> TASK GOAL: List every field in which the text on ecosystem services and protected areas says the cognitive salience index is commonly used.

> EXTRACT PROVIDED:
________
To complete and reinforce our interpretations, we calculated some descriptive statistics like the average $(\bar{X})$ and standard deviation (±) for the age and the residence time for the inhabitants of each SES. We calculated Spearman’s rank correlation coefficient to evaluate the correlation between the interviewees’ duration of residence in the SES with the number of hunted species (provisioning service as food). We also calculated the percentage of the people who indicated that they knew what a protected area was and the percentage of people who stated that they thought protected areas were important. We conducted a Pearson chi-squared test to compare if people who declared knowing what a protected area is tended to name a significantly greater number of ecosystem services than those who claimed not to not know what a protected area is. To evaluate the diversity of used plants, hunted animals, and known animals by the participants in the different SES, we used the cognitive salience index (Smith and Borgatti, 1998; Sutrop, 2001), commonly used in anthropology, linguistics, and psychology, and socioecology (Chaves et al., 2019; Naves et al., 2019; Campos et al., 2021). This index considers the item’s frequency, its mean position, and the number of participants; it is free from the bias related to varying lengths of individual lists. The formula for the index is: S = F^2/(N Σ R_j), where F is an item’s frequency (the number of times the species was cited by the participants), N is the total number of participants, and R_j is the average rank of the item in the list (Sutrop, 2001). This index varies between 0 and 1, where the less salient species have a value declining toward 0, and the most salient species have a value of 1.

Additionally, ecosystem services and ecosystem disservices were characterized according to the duration of residence, gender, and subsistence practices through a principal component analysis (PCA). We considered in the PCA a coefficient of correlation of >0.5 and lower than −0.5 as high loadings and we adopted a minimum eigenvalue of 1.0 to select the components (Tabachnick and Fidell, 2007). We excluded from the analyses the ecosystem services and disservices mentioned less than twice, and the ecosystem services “animals raised for nutritional purposes” (cattle ranching), “plants grown for nutritional purposes” (agriculture), and “wild animals used for nutritional purposes” (hunting). These services were identified through the closed-ended questions conducted to characterize subsistence activities. The analyses were done using FactoMineR and Factoextra packages for R version 4.4.0 (R Development Core Team, 2023).

Results

General socioeconomic conditions

All participating colonists in the four SES studied self-identified as Campesinos (peasants) with Latin-American occidental roots. The elders and those with more time living in each SES were in general immigrants from the Ecuadorian highlands (inter-Andean valleys). The mean human population density per square kilometer was 11.4 in Zamora and 7.7 in Morona (INEC, 2010). These values are roughly seven times lower than the country’s mean population density.

The participants’ ages ranged between 20 and 77 years old (X= 47 ± 15.7). Participants from Morona SES were older on average (X= 51 ± 14.9) than those from Zamora (X= 42 ± 15.6). Participant´s residence duration on each SES varied between a few months to 62 years (X= 31 ± 15.8). People from Morona SES have lived there slightly longer (X= 37 ± 16.8) than those from Zamora (X= 25 ± 12.3). These differences, which will be discussed later, could have implications for the intensity of subsistence practices, knowledge accumulation, and institutional involvement. For reference, the average salary for the entire Ecuadorian Amazon is US $215 per month (Onofa et al., 2012).
________
> RECORDS SUPPLIED:

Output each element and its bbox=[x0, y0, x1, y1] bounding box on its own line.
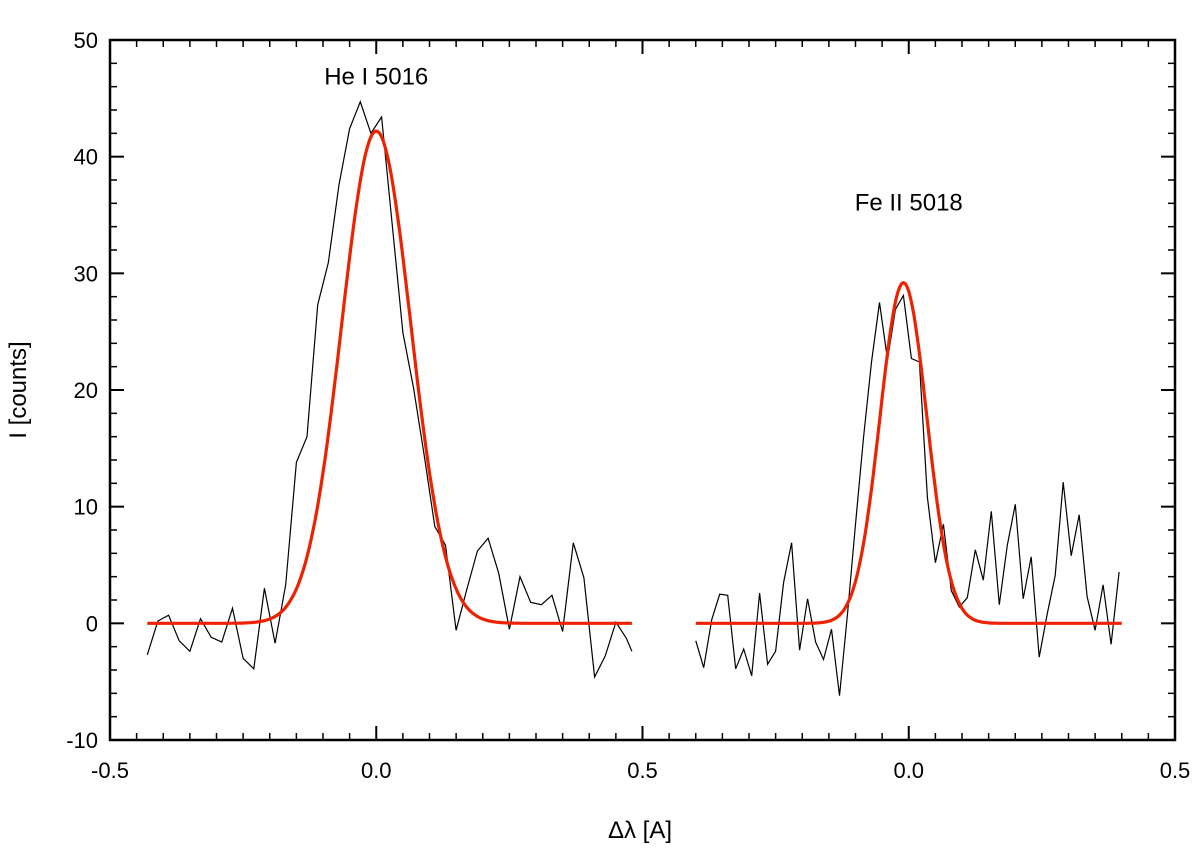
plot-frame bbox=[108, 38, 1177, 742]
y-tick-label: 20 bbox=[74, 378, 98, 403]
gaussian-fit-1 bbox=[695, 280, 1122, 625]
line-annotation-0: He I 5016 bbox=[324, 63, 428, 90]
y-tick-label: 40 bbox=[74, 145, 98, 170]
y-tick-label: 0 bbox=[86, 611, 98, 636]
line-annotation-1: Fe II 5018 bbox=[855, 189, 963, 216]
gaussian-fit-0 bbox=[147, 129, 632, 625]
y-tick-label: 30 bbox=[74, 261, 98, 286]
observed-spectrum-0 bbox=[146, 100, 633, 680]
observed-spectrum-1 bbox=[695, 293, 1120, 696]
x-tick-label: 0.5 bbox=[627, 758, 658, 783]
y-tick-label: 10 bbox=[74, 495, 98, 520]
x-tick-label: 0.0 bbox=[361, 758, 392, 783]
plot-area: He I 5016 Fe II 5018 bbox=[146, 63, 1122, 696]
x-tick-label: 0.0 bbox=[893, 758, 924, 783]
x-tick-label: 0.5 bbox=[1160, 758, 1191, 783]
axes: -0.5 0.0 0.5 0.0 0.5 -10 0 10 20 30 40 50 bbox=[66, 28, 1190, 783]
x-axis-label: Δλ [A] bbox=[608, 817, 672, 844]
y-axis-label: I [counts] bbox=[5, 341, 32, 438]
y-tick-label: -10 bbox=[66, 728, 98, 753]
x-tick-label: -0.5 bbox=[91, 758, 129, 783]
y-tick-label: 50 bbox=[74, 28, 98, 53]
________
> ANSWER TO THE PROBLEM:
- Anthropology
- Linguistics
- Psychology
- Socioecology